** GIVEN DATA **
## start

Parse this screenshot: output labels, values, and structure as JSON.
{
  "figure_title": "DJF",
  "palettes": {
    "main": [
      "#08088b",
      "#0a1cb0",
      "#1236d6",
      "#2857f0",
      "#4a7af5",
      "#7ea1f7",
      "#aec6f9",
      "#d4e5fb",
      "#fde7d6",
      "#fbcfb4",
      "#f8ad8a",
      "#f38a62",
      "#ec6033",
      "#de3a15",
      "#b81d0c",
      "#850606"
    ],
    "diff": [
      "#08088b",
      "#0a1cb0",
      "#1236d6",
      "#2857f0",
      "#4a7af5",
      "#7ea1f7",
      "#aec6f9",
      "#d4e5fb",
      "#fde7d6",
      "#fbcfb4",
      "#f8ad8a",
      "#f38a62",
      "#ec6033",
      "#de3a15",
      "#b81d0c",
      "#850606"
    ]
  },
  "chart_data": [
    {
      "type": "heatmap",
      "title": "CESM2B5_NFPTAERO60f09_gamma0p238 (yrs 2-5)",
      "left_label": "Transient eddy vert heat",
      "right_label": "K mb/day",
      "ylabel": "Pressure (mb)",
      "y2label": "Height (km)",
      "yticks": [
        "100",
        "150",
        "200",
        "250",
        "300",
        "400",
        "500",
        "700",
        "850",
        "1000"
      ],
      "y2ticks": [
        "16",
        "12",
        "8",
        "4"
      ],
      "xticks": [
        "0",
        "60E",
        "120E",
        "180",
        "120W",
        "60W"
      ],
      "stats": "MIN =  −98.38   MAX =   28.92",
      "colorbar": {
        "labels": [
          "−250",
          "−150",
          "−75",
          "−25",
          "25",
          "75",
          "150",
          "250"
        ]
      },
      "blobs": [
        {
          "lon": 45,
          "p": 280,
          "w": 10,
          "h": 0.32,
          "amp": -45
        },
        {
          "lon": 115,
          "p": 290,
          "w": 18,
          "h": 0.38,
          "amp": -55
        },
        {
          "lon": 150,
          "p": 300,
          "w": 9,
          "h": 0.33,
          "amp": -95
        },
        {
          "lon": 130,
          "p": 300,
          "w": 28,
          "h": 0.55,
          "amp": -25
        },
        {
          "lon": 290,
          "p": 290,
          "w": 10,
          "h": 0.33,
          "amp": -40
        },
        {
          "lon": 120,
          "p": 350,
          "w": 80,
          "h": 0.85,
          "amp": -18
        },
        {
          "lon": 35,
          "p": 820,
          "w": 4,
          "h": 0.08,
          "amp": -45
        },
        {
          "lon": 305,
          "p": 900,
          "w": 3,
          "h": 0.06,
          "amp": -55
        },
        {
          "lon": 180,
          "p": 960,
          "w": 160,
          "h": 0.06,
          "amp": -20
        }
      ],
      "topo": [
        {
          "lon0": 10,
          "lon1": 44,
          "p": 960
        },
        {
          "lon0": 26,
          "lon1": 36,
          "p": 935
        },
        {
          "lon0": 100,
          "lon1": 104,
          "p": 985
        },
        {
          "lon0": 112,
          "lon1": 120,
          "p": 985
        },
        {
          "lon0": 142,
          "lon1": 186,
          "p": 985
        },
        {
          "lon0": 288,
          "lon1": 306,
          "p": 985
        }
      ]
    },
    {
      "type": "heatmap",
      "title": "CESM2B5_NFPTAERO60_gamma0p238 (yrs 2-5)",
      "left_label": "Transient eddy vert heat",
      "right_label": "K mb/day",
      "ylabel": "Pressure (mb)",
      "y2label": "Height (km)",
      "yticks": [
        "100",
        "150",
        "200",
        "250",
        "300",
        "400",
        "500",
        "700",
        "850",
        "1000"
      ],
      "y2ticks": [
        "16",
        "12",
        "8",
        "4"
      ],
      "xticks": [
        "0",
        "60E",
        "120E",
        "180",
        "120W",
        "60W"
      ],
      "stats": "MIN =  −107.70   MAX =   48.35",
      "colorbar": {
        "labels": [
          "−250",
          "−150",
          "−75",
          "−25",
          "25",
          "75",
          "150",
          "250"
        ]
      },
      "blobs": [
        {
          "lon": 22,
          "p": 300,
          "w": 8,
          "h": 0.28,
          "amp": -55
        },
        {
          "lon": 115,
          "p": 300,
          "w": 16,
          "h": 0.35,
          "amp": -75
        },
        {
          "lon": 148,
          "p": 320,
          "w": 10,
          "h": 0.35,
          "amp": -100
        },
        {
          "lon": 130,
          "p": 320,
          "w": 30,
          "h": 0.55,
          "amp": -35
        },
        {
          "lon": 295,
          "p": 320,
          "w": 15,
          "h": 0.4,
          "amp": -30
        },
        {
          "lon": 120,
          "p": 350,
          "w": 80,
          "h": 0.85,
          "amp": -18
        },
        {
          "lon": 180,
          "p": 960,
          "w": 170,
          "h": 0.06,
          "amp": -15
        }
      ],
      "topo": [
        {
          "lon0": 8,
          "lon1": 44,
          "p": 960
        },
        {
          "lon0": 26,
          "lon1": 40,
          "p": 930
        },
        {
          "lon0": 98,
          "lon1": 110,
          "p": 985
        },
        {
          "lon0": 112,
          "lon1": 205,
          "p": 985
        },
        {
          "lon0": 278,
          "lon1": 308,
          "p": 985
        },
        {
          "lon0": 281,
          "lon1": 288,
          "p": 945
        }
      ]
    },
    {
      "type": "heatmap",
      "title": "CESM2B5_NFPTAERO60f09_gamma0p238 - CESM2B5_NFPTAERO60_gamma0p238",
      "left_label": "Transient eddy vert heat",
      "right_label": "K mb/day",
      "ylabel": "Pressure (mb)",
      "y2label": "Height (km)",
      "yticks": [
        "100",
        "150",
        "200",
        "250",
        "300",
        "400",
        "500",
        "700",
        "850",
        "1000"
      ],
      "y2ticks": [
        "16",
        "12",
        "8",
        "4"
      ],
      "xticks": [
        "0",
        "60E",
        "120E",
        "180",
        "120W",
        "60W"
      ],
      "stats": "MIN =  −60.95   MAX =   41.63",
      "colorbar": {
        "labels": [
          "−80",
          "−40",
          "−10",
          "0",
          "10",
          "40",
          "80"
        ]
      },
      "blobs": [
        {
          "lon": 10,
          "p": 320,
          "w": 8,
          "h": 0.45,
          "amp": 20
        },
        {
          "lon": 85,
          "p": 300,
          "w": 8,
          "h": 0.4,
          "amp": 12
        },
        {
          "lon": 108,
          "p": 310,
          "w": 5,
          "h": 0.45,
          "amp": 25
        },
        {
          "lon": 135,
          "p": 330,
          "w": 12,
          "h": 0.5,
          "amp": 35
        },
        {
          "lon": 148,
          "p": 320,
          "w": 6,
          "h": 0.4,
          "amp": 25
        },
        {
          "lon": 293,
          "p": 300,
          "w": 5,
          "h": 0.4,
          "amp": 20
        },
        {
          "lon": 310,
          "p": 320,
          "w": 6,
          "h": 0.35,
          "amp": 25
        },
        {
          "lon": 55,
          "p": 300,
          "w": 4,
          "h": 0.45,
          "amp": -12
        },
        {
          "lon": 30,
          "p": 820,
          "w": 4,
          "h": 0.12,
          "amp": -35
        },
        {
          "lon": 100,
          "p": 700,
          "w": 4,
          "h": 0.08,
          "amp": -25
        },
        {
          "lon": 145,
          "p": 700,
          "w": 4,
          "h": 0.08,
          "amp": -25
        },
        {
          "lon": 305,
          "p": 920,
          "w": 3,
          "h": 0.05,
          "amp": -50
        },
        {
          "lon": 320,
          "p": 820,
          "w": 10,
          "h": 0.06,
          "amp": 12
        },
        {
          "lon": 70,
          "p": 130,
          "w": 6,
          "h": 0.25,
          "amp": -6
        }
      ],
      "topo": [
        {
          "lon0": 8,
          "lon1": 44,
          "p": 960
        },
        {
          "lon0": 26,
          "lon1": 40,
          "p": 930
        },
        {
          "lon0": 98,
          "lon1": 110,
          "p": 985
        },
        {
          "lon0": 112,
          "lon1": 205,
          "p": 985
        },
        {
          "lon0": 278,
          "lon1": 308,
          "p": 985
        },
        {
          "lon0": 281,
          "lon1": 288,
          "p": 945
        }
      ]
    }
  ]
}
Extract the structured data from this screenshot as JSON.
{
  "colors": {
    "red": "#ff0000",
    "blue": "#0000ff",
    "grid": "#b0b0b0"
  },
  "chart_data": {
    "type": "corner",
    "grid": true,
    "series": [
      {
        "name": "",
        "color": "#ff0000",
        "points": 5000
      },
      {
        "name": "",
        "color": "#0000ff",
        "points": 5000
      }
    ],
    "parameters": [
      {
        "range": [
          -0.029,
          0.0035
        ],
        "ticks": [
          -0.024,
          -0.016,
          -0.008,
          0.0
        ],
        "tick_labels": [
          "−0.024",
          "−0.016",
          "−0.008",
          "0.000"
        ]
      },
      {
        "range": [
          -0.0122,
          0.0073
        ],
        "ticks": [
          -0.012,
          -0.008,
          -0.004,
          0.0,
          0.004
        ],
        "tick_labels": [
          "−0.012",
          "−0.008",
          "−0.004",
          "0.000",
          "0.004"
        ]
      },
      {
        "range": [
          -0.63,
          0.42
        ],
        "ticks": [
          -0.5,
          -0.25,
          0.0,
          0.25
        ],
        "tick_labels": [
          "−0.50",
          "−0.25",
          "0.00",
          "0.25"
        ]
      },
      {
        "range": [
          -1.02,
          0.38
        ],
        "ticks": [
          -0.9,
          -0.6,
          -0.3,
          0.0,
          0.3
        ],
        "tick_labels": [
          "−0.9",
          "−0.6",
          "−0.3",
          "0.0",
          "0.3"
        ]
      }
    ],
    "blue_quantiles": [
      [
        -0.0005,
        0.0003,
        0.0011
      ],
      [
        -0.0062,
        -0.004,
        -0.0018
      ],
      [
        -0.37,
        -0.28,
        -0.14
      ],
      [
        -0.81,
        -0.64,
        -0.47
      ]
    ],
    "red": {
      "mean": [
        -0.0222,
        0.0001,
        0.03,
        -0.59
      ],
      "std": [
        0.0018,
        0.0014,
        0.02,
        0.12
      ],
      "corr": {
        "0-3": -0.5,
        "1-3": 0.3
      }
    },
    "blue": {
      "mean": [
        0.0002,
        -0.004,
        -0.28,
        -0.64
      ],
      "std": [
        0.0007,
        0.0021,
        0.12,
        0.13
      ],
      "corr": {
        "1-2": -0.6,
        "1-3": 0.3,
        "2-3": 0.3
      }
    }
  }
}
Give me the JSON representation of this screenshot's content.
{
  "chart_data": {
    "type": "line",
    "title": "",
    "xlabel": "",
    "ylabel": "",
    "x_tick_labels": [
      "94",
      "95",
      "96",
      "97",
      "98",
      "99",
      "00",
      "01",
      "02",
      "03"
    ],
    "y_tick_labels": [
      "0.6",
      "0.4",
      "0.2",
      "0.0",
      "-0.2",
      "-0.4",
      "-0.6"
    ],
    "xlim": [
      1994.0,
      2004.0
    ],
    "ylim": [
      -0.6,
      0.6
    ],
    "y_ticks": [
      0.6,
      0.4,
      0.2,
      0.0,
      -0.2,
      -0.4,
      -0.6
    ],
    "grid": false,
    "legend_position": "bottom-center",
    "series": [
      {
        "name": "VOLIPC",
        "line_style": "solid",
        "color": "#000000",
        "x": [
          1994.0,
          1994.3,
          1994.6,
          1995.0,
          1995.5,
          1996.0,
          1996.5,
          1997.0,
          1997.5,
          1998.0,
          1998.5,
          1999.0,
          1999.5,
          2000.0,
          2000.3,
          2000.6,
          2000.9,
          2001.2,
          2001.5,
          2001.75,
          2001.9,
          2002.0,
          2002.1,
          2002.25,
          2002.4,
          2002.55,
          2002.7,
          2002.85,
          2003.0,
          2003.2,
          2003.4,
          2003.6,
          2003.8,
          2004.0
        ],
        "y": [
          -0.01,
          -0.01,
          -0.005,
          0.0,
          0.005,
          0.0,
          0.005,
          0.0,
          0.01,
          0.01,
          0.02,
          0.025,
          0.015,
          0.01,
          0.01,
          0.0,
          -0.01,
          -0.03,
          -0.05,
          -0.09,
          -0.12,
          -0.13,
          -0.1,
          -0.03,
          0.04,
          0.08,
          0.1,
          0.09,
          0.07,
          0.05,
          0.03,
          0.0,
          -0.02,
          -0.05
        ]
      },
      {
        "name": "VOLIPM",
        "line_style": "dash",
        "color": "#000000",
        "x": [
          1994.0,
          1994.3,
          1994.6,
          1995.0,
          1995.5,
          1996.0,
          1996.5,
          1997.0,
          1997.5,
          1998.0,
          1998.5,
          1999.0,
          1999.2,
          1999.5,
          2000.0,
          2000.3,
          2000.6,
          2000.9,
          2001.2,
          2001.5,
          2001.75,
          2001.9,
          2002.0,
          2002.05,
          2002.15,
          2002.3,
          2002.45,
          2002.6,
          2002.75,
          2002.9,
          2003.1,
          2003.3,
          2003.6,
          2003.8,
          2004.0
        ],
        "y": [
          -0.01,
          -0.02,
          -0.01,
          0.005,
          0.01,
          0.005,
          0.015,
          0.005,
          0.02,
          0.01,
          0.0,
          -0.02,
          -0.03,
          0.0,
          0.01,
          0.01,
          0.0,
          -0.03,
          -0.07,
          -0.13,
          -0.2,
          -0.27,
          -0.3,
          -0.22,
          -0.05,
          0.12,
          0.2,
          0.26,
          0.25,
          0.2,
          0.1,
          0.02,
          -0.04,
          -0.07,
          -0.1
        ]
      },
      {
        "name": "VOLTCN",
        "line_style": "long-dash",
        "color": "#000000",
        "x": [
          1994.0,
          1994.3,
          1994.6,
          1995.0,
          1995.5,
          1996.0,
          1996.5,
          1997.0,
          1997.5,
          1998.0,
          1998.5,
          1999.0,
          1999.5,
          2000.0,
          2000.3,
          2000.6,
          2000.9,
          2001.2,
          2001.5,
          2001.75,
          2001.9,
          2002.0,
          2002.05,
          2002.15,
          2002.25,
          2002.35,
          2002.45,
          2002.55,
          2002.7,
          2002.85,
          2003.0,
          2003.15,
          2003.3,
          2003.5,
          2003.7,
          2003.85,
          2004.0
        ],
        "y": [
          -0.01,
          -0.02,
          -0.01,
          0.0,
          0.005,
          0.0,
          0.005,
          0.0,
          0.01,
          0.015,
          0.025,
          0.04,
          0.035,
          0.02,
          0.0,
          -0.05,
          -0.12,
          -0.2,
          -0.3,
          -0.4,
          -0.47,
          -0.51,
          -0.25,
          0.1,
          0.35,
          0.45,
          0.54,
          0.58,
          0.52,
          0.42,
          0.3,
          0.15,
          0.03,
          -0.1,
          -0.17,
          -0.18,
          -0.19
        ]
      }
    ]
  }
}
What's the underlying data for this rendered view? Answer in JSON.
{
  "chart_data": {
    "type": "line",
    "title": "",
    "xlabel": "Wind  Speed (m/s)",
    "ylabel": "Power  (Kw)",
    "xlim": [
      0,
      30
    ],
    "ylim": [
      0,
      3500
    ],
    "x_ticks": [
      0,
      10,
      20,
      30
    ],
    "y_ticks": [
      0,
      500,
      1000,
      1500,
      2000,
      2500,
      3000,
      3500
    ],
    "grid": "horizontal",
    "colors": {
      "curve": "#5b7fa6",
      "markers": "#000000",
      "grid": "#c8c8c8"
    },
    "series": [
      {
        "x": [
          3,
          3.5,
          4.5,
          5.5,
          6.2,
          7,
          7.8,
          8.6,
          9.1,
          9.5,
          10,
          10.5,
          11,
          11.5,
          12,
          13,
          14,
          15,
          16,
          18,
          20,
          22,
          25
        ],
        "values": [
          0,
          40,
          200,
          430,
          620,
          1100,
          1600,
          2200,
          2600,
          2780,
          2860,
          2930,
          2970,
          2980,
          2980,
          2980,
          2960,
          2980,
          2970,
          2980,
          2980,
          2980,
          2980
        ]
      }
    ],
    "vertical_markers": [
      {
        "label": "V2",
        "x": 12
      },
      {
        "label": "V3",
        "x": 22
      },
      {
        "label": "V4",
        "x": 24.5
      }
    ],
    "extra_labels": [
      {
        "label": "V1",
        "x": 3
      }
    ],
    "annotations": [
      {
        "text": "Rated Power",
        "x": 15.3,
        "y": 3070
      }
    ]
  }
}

## end

** TASK DETAILS **
Give the number of lines that carry the word "stats", with nothing added.

** RESULT **
3